[Start MATERIAL FOR THIS EXERCISE]

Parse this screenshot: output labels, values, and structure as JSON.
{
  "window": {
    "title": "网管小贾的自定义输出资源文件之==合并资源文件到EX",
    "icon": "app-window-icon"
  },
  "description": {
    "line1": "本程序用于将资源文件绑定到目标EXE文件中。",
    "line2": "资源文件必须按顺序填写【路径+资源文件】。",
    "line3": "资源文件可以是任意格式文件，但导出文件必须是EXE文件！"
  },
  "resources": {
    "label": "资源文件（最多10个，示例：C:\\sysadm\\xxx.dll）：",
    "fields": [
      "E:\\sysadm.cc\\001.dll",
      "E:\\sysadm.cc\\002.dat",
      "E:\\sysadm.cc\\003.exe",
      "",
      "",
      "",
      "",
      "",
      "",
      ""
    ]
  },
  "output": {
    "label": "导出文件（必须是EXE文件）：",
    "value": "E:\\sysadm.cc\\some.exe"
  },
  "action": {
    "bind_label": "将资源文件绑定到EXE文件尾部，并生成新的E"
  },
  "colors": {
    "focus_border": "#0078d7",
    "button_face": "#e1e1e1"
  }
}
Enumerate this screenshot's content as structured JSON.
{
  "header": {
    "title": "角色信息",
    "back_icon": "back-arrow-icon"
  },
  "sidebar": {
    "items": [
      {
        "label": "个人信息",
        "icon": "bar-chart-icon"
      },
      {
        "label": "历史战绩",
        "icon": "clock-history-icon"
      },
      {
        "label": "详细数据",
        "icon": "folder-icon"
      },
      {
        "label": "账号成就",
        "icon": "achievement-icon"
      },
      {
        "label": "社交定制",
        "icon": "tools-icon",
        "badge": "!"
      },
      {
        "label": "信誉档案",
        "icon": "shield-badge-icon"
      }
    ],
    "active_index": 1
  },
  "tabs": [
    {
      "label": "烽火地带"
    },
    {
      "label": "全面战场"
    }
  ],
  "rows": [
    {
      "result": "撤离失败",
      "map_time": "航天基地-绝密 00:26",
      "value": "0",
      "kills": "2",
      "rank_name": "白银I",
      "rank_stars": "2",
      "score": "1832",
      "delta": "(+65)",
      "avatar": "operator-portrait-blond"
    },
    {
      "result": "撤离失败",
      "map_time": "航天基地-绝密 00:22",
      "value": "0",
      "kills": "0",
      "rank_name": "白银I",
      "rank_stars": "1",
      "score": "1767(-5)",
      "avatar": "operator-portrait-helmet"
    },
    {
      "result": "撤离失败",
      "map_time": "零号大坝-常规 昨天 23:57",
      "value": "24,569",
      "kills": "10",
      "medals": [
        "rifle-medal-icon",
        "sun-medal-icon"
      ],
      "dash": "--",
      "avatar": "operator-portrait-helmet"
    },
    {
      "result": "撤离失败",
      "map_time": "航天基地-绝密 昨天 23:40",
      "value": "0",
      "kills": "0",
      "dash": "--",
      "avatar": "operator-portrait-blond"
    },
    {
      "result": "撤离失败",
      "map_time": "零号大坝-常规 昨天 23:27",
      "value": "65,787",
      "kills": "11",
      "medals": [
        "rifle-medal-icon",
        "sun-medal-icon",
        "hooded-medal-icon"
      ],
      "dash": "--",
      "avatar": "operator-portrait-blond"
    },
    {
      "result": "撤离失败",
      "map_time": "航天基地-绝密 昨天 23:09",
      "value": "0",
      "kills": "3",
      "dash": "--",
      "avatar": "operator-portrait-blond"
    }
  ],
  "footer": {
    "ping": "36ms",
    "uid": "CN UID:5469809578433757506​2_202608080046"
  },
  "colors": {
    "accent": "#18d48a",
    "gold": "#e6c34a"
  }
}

[End MATERIAL FOR THIS EXERCISE]

WRITTEN TASK:
Collect from the data above every line that includes "sysadm".

SOLUTION FOR THIS EXERCISE:
    "label": "资源文件（最多10个，示例：C:\\sysadm\\xxx.dll）：",
      "E:\\sysadm.cc\\001.dll",
      "E:\\sysadm.cc\\002.dat",
      "E:\\sysadm.cc\\003.exe",
    "value": "E:\\sysadm.cc\\some.exe"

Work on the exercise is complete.